WRITTEN PROBLEM → The answer is one number: how many lines hold the string "camera".

SOURCE MATERIAL →
--- START ---

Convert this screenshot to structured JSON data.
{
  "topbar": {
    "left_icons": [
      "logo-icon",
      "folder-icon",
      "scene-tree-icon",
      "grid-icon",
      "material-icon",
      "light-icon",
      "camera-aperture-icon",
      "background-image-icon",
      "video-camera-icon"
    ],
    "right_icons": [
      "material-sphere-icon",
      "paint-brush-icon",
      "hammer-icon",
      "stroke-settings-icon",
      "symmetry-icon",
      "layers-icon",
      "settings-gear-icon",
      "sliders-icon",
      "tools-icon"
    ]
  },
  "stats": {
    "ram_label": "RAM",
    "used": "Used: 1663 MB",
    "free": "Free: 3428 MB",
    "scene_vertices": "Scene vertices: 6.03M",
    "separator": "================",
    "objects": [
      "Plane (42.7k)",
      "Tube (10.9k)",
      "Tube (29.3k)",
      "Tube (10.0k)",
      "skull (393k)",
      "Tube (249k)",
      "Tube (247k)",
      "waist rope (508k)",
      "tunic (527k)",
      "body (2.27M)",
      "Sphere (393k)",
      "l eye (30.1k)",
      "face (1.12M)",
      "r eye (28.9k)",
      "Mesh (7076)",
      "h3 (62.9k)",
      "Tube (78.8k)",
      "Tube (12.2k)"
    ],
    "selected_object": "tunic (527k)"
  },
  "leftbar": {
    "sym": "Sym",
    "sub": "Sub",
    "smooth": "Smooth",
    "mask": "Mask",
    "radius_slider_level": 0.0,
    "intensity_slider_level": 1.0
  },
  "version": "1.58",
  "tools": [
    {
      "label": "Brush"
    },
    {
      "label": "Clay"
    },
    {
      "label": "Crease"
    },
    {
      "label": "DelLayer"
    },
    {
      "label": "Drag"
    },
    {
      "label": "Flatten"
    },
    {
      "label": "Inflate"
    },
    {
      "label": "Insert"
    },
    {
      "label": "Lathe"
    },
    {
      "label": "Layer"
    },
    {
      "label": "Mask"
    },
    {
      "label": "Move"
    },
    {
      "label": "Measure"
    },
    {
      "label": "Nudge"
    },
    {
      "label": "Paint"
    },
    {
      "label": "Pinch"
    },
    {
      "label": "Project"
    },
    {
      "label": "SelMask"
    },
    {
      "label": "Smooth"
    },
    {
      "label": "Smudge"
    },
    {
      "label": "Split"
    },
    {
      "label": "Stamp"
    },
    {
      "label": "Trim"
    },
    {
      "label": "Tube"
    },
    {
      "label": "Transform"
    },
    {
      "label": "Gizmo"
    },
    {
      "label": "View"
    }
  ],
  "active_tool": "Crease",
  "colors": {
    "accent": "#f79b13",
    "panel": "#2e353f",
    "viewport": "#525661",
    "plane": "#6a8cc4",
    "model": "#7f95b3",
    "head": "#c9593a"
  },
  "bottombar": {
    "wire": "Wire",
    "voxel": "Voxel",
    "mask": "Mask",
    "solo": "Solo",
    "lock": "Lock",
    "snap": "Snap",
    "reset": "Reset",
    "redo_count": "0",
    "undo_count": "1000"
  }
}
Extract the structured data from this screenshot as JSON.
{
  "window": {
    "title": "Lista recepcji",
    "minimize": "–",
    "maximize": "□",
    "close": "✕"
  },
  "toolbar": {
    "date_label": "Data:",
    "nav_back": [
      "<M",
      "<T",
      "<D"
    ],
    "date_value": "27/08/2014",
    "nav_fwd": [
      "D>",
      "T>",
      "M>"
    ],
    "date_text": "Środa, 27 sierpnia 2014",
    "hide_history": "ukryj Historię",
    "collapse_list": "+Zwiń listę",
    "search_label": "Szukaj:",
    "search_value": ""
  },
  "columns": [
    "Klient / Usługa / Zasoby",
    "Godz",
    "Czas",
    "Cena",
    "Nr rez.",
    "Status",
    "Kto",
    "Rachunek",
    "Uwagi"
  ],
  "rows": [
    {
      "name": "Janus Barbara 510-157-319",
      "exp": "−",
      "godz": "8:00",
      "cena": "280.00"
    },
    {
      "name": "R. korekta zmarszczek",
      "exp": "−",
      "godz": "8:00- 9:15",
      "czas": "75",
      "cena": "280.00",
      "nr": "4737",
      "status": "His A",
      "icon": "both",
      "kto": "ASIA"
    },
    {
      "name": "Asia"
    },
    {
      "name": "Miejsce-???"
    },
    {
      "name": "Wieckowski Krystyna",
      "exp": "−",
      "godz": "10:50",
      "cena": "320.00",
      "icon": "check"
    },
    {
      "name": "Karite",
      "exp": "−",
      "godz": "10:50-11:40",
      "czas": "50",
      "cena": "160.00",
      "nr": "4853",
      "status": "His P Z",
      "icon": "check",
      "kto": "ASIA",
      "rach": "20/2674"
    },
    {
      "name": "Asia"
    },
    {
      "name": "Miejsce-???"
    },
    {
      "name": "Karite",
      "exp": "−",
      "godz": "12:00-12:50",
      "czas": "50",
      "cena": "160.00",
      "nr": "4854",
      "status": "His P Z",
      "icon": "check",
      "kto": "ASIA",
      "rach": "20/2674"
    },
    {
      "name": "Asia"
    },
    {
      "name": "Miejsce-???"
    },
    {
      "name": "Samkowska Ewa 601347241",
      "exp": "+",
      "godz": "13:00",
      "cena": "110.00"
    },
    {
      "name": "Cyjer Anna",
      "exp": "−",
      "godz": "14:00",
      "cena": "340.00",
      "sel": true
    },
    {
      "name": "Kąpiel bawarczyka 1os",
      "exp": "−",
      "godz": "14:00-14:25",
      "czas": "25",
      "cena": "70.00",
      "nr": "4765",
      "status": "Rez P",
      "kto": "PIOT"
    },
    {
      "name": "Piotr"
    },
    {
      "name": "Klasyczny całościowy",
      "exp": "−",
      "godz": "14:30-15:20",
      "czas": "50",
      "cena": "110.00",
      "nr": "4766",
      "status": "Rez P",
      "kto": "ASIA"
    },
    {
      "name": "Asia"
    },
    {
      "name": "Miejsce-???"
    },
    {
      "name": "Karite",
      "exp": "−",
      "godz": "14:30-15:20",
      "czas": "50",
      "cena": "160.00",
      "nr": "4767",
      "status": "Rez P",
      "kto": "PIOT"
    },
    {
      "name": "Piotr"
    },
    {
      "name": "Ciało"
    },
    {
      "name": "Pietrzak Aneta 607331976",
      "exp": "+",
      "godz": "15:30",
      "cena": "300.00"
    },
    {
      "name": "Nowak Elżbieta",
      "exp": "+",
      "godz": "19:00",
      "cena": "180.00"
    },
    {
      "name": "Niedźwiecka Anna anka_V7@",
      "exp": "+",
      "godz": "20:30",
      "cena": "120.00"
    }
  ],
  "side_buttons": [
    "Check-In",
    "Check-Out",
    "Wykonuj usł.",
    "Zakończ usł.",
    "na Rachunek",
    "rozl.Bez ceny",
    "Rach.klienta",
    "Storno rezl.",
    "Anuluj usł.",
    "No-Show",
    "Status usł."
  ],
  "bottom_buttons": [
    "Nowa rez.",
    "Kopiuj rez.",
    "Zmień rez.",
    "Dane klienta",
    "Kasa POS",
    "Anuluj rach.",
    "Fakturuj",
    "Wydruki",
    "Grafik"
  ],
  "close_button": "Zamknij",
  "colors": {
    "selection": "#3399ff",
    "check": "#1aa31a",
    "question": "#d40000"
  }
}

--- END ---

FINISHED ANSWER → 2